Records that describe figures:
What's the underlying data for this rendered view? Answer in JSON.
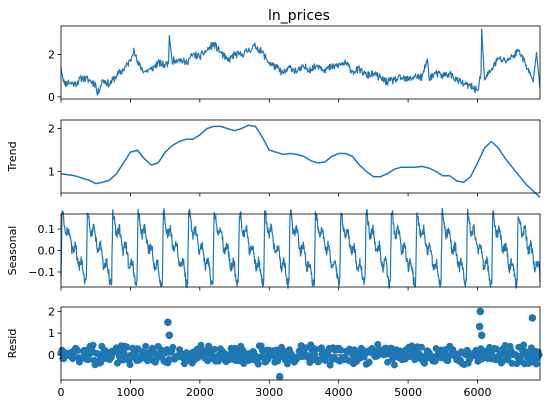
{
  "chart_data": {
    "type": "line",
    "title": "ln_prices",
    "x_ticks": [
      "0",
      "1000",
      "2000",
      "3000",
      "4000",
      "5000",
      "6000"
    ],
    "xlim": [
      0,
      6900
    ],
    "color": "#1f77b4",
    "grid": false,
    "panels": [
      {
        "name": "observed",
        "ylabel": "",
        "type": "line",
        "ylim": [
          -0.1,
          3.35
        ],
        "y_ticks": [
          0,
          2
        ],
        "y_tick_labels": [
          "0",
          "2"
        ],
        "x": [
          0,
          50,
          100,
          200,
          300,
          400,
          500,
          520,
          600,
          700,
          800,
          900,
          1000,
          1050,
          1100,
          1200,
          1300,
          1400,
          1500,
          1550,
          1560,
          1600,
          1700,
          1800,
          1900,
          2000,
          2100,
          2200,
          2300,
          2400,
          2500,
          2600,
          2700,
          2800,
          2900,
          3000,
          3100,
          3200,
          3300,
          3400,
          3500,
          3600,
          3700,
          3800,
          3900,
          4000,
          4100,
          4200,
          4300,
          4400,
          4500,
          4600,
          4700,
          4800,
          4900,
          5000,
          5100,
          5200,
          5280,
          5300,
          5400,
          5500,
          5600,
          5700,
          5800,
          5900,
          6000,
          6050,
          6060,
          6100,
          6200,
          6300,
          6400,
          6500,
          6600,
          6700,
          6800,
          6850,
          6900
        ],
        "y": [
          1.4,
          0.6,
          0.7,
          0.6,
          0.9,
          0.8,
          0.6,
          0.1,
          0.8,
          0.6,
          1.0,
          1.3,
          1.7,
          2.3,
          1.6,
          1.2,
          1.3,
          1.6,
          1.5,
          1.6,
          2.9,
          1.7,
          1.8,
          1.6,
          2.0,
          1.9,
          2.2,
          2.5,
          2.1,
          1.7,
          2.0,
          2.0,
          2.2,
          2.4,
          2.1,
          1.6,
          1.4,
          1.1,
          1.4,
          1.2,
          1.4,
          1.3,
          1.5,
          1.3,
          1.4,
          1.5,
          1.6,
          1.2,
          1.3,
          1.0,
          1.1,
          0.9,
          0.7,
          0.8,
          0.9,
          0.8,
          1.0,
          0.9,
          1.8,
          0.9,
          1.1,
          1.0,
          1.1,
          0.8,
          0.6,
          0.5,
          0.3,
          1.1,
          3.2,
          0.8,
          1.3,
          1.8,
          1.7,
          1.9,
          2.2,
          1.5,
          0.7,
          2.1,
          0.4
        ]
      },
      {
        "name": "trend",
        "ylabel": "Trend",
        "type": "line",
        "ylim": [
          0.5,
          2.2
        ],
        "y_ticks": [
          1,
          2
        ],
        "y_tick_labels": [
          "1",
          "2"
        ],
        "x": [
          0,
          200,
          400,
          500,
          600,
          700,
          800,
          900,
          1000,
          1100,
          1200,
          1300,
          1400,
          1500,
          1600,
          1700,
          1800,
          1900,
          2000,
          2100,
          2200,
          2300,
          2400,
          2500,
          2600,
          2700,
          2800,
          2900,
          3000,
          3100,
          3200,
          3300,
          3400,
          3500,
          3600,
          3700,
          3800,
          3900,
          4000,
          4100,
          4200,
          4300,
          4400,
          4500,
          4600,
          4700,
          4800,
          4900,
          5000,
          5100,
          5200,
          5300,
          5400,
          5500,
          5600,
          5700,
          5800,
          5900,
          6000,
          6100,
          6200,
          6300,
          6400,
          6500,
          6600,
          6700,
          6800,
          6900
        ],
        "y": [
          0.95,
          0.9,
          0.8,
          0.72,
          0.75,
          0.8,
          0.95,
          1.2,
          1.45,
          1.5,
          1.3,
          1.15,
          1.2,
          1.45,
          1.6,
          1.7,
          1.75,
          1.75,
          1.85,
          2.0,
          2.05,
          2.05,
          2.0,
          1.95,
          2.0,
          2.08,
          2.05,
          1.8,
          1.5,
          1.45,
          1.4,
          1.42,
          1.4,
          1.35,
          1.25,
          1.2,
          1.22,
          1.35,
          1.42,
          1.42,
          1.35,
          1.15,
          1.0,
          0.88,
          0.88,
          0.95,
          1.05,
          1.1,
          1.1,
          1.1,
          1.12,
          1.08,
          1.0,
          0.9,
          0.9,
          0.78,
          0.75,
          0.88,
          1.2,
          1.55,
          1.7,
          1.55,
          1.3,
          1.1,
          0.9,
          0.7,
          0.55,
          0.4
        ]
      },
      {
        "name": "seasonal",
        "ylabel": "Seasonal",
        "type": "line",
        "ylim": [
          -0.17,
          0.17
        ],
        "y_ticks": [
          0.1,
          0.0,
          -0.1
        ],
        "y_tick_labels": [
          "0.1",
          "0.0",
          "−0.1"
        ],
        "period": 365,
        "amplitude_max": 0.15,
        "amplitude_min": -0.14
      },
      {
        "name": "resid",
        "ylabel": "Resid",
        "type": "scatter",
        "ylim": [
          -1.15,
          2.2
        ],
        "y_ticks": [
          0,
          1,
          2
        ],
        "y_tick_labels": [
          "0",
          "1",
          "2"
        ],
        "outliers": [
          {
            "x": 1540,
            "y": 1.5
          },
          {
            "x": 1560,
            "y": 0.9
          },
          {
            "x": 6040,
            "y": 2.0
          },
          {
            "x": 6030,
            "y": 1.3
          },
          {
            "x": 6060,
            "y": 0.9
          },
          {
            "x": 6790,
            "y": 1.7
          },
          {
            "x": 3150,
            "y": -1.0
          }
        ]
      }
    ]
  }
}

...

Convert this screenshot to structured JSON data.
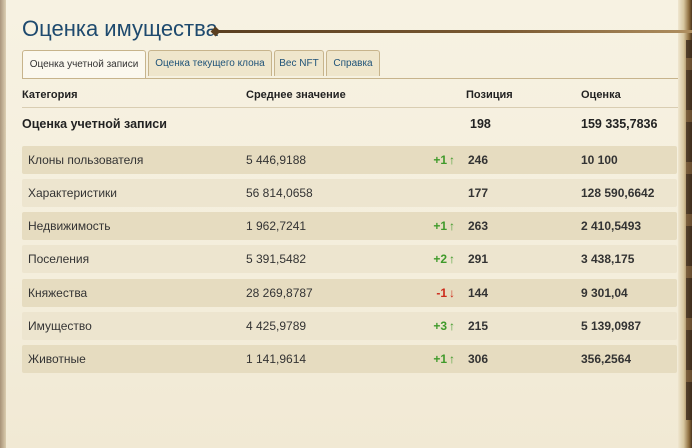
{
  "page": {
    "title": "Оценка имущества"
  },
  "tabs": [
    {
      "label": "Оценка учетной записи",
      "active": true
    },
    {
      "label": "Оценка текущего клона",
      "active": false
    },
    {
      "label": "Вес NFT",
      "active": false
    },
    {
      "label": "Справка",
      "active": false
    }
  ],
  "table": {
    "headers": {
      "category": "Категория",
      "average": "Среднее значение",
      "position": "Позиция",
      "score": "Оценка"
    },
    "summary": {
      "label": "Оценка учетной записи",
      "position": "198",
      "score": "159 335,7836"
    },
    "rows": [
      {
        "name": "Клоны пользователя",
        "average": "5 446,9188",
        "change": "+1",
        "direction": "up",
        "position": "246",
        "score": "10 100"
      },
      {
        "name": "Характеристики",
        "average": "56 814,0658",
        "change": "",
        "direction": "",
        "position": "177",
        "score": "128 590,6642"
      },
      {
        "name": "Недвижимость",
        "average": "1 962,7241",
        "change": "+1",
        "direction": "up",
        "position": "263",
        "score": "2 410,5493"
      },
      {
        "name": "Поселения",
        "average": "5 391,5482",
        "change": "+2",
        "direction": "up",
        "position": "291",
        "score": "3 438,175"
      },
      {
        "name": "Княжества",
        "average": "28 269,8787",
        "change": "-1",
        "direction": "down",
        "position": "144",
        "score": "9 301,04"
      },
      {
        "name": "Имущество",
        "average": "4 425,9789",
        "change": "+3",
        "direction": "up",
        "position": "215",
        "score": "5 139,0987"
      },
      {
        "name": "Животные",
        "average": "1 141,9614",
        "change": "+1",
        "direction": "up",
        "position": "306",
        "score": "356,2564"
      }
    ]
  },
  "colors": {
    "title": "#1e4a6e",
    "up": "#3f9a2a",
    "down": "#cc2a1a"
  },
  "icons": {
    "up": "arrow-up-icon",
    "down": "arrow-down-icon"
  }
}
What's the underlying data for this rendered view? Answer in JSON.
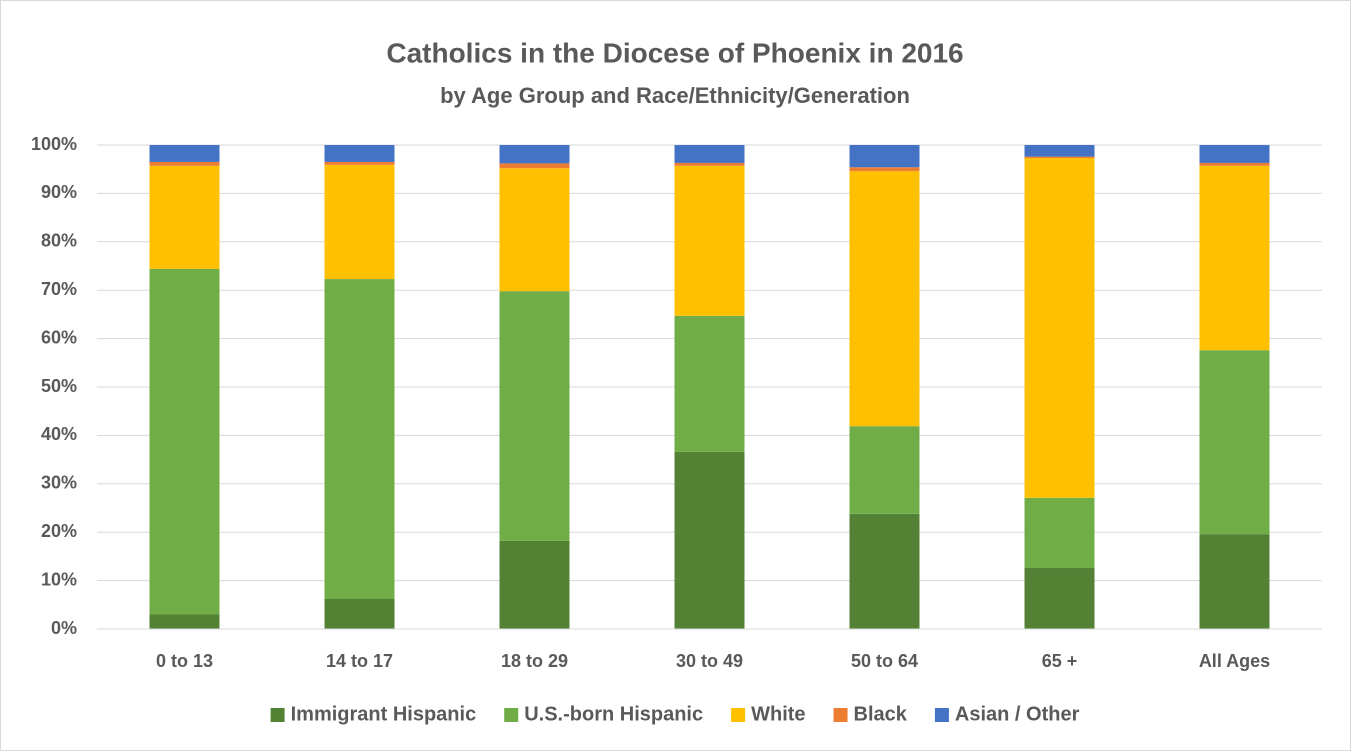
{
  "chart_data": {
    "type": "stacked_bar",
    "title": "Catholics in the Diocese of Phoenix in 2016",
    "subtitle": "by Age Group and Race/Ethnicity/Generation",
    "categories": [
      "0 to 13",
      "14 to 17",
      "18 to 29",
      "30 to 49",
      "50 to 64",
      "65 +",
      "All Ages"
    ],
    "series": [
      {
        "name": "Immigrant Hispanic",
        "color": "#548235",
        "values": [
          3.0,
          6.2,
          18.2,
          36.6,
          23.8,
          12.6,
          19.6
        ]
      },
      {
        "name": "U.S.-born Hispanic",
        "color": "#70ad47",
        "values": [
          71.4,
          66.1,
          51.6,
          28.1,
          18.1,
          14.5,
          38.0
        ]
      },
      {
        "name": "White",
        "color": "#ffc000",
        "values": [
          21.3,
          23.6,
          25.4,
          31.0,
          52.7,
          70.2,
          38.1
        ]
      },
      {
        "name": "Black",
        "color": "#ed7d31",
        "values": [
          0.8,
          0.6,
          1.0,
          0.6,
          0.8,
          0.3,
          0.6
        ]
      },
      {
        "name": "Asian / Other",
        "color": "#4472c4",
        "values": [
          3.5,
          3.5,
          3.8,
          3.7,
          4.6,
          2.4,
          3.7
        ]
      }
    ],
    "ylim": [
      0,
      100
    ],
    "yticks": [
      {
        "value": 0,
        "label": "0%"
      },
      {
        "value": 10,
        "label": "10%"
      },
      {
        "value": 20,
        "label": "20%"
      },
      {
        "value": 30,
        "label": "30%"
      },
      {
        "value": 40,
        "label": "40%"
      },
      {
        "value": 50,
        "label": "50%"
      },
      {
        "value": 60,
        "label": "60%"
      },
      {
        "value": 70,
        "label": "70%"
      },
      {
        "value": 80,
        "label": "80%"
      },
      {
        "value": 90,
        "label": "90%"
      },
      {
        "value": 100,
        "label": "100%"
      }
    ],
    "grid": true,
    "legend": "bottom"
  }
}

Written problem: Copy down every line of the material above that includes the string "ylabel".

Completed task:
        "ylabel": "",
        "ylabel": "Trend",
        "ylabel": "Seasonal",
        "ylabel": "Resid",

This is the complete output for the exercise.